━━ Records provided ━━

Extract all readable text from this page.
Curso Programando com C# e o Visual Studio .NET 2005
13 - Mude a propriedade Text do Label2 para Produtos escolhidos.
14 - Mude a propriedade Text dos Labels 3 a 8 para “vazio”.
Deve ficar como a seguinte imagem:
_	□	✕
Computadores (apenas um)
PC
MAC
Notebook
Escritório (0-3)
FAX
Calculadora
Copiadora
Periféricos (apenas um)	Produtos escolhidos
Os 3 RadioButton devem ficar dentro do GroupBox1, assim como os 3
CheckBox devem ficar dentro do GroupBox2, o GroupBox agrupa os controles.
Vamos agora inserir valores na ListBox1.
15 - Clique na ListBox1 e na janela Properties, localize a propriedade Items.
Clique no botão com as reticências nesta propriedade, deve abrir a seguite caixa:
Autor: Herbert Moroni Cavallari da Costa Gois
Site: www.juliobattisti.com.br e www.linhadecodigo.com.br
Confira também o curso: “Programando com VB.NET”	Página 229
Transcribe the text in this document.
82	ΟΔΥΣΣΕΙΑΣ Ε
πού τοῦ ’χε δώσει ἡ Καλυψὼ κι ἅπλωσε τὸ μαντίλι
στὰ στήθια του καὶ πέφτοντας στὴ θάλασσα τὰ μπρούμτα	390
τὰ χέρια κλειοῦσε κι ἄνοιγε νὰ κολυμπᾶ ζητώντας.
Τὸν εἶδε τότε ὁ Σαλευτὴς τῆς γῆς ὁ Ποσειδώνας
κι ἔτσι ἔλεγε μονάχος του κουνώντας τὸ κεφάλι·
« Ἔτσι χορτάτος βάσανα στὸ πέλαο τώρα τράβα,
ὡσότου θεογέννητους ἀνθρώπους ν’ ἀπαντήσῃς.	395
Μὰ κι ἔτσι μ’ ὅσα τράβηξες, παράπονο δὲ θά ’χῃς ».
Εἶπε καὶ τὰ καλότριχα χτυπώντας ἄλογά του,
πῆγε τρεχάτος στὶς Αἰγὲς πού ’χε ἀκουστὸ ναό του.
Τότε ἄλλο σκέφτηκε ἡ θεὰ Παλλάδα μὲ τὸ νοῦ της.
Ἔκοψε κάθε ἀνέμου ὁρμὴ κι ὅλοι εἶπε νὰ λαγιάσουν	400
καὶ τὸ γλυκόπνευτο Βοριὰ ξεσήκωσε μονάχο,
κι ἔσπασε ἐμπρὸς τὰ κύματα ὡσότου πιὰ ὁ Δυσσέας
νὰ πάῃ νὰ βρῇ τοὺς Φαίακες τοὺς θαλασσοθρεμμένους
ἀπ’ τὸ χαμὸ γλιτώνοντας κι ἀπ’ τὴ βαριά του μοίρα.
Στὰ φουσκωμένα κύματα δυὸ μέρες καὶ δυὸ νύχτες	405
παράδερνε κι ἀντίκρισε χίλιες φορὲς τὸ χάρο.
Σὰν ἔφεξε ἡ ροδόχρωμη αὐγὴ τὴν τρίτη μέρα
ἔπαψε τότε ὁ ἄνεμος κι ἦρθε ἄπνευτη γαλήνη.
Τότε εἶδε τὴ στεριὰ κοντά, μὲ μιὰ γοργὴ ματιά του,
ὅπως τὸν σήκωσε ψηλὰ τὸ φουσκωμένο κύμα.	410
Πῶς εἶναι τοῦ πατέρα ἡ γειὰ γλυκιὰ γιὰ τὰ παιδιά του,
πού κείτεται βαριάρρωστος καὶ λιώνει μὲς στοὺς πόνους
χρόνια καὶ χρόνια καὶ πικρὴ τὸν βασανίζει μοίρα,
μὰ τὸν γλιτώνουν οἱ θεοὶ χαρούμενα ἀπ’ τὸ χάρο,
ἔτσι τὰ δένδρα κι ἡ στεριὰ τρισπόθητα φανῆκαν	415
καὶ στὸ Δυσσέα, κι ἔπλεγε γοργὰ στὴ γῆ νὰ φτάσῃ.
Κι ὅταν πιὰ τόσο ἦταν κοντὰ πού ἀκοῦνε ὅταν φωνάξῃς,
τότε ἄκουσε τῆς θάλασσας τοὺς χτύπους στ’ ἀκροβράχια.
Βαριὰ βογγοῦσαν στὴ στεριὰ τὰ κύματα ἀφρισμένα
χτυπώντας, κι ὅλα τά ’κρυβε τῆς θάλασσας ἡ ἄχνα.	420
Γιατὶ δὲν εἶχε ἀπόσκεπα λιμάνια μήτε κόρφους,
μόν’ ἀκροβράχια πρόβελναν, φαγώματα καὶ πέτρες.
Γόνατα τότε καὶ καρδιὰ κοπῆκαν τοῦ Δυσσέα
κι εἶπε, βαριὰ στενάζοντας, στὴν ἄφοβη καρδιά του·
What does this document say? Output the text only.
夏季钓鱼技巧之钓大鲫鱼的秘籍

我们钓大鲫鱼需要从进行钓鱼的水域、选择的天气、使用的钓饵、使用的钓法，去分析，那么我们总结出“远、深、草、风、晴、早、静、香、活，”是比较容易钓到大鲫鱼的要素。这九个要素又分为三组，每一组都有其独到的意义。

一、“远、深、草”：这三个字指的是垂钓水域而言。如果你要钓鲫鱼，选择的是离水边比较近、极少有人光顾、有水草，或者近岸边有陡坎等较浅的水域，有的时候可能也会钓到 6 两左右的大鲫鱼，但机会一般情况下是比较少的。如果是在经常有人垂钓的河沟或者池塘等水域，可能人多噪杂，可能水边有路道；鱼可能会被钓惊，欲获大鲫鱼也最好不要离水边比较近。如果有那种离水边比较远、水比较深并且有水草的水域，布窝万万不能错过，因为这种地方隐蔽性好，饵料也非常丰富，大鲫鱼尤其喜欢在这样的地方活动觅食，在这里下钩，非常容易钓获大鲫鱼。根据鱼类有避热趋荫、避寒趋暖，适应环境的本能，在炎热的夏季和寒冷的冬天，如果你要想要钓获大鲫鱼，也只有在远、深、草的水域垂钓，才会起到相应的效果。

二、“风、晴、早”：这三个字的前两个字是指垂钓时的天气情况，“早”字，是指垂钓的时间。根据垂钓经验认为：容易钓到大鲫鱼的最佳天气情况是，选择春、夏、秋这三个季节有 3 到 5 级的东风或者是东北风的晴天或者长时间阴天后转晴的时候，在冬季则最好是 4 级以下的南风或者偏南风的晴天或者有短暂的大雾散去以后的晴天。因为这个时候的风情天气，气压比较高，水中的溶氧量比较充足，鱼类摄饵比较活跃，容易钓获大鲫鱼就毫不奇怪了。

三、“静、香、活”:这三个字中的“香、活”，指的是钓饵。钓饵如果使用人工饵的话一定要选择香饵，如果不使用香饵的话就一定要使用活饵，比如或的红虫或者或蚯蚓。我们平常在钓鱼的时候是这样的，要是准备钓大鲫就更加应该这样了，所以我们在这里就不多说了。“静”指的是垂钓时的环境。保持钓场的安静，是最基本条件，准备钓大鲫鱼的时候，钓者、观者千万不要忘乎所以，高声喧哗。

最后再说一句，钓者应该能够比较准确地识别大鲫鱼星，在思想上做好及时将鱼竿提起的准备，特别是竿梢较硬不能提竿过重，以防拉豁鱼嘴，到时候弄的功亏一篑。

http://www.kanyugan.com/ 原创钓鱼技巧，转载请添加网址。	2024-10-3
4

━━━

§ **Work required**
Reproduce the complete set of lines precisely as supplied.

§ **Task result**
Extract all readable text from this page.
Curso Programando com C# e o Visual Studio .NET 2005
13 - Mude a propriedade Text do Label2 para Produtos escolhidos.
14 - Mude a propriedade Text dos Labels 3 a 8 para “vazio”.
Deve ficar como a seguinte imagem:
_	□	✕
Computadores (apenas um)
PC
MAC
Notebook
Escritório (0-3)
FAX
Calculadora
Copiadora
Periféricos (apenas um)	Produtos escolhidos
Os 3 RadioButton devem ficar dentro do GroupBox1, assim como os 3
CheckBox devem ficar dentro do GroupBox2, o GroupBox agrupa os controles.
Vamos agora inserir valores na ListBox1.
15 - Clique na ListBox1 e na janela Properties, localize a propriedade Items.
Clique no botão com as reticências nesta propriedade, deve abrir a seguite caixa:
Autor: Herbert Moroni Cavallari da Costa Gois
Site: www.juliobattisti.com.br e www.linhadecodigo.com.br
Confira também o curso: “Programando com VB.NET”	Página 229
Transcribe the text in this document.
82	ΟΔΥΣΣΕΙΑΣ Ε
πού τοῦ ’χε δώσει ἡ Καλυψὼ κι ἅπλωσε τὸ μαντίλι
στὰ στήθια του καὶ πέφτοντας στὴ θάλασσα τὰ μπρούμτα	390
τὰ χέρια κλειοῦσε κι ἄνοιγε νὰ κολυμπᾶ ζητώντας.
Τὸν εἶδε τότε ὁ Σαλευτὴς τῆς γῆς ὁ Ποσειδώνας
κι ἔτσι ἔλεγε μονάχος του κουνώντας τὸ κεφάλι·
« Ἔτσι χορτάτος βάσανα στὸ πέλαο τώρα τράβα,
ὡσότου θεογέννητους ἀνθρώπους ν’ ἀπαντήσῃς.	395
Μὰ κι ἔτσι μ’ ὅσα τράβηξες, παράπονο δὲ θά ’χῃς ».
Εἶπε καὶ τὰ καλότριχα χτυπώντας ἄλογά του,
πῆγε τρεχάτος στὶς Αἰγὲς πού ’χε ἀκουστὸ ναό του.
Τότε ἄλλο σκέφτηκε ἡ θεὰ Παλλάδα μὲ τὸ νοῦ της.
Ἔκοψε κάθε ἀνέμου ὁρμὴ κι ὅλοι εἶπε νὰ λαγιάσουν	400
καὶ τὸ γλυκόπνευτο Βοριὰ ξεσήκωσε μονάχο,
κι ἔσπασε ἐμπρὸς τὰ κύματα ὡσότου πιὰ ὁ Δυσσέας
νὰ πάῃ νὰ βρῇ τοὺς Φαίακες τοὺς θαλασσοθρεμμένους
ἀπ’ τὸ χαμὸ γλιτώνοντας κι ἀπ’ τὴ βαριά του μοίρα.
Στὰ φουσκωμένα κύματα δυὸ μέρες καὶ δυὸ νύχτες	405
παράδερνε κι ἀντίκρισε χίλιες φορὲς τὸ χάρο.
Σὰν ἔφεξε ἡ ροδόχρωμη αὐγὴ τὴν τρίτη μέρα
ἔπαψε τότε ὁ ἄνεμος κι ἦρθε ἄπνευτη γαλήνη.
Τότε εἶδε τὴ στεριὰ κοντά, μὲ μιὰ γοργὴ ματιά του,
ὅπως τὸν σήκωσε ψηλὰ τὸ φουσκωμένο κύμα.	410
Πῶς εἶναι τοῦ πατέρα ἡ γειὰ γλυκιὰ γιὰ τὰ παιδιά του,
πού κείτεται βαριάρρωστος καὶ λιώνει μὲς στοὺς πόνους
χρόνια καὶ χρόνια καὶ πικρὴ τὸν βασανίζει μοίρα,
μὰ τὸν γλιτώνουν οἱ θεοὶ χαρούμενα ἀπ’ τὸ χάρο,
ἔτσι τὰ δένδρα κι ἡ στεριὰ τρισπόθητα φανῆκαν	415
καὶ στὸ Δυσσέα, κι ἔπλεγε γοργὰ στὴ γῆ νὰ φτάσῃ.
Κι ὅταν πιὰ τόσο ἦταν κοντὰ πού ἀκοῦνε ὅταν φωνάξῃς,
τότε ἄκουσε τῆς θάλασσας τοὺς χτύπους στ’ ἀκροβράχια.
Βαριὰ βογγοῦσαν στὴ στεριὰ τὰ κύματα ἀφρισμένα
χτυπώντας, κι ὅλα τά ’κρυβε τῆς θάλασσας ἡ ἄχνα.	420
Γιατὶ δὲν εἶχε ἀπόσκεπα λιμάνια μήτε κόρφους,
μόν’ ἀκροβράχια πρόβελναν, φαγώματα καὶ πέτρες.
Γόνατα τότε καὶ καρδιὰ κοπῆκαν τοῦ Δυσσέα
κι εἶπε, βαριὰ στενάζοντας, στὴν ἄφοβη καρδιά του·
What does this document say? Output the text only.
夏季钓鱼技巧之钓大鲫鱼的秘籍

我们钓大鲫鱼需要从进行钓鱼的水域、选择的天气、使用的钓饵、使用的钓法，去分析，那么我们总结出“远、深、草、风、晴、早、静、香、活，”是比较容易钓到大鲫鱼的要素。这九个要素又分为三组，每一组都有其独到的意义。

一、“远、深、草”：这三个字指的是垂钓水域而言。如果你要钓鲫鱼，选择的是离水边比较近、极少有人光顾、有水草，或者近岸边有陡坎等较浅的水域，有的时候可能也会钓到 6 两左右的大鲫鱼，但机会一般情况下是比较少的。如果是在经常有人垂钓的河沟或者池塘等水域，可能人多噪杂，可能水边有路道；鱼可能会被钓惊，欲获大鲫鱼也最好不要离水边比较近。如果有那种离水边比较远、水比较深并且有水草的水域，布窝万万不能错过，因为这种地方隐蔽性好，饵料也非常丰富，大鲫鱼尤其喜欢在这样的地方活动觅食，在这里下钩，非常容易钓获大鲫鱼。根据鱼类有避热趋荫、避寒趋暖，适应环境的本能，在炎热的夏季和寒冷的冬天，如果你要想要钓获大鲫鱼，也只有在远、深、草的水域垂钓，才会起到相应的效果。

二、“风、晴、早”：这三个字的前两个字是指垂钓时的天气情况，“早”字，是指垂钓的时间。根据垂钓经验认为：容易钓到大鲫鱼的最佳天气情况是，选择春、夏、秋这三个季节有 3 到 5 级的东风或者是东北风的晴天或者长时间阴天后转晴的时候，在冬季则最好是 4 级以下的南风或者偏南风的晴天或者有短暂的大雾散去以后的晴天。因为这个时候的风情天气，气压比较高，水中的溶氧量比较充足，鱼类摄饵比较活跃，容易钓获大鲫鱼就毫不奇怪了。

三、“静、香、活”:这三个字中的“香、活”，指的是钓饵。钓饵如果使用人工饵的话一定要选择香饵，如果不使用香饵的话就一定要使用活饵，比如或的红虫或者或蚯蚓。我们平常在钓鱼的时候是这样的，要是准备钓大鲫就更加应该这样了，所以我们在这里就不多说了。“静”指的是垂钓时的环境。保持钓场的安静，是最基本条件，准备钓大鲫鱼的时候，钓者、观者千万不要忘乎所以，高声喧哗。

最后再说一句，钓者应该能够比较准确地识别大鲫鱼星，在思想上做好及时将鱼竿提起的准备，特别是竿梢较硬不能提竿过重，以防拉豁鱼嘴，到时候弄的功亏一篑。

http://www.kanyugan.com/ 原创钓鱼技巧，转载请添加网址。	2024-10-3
4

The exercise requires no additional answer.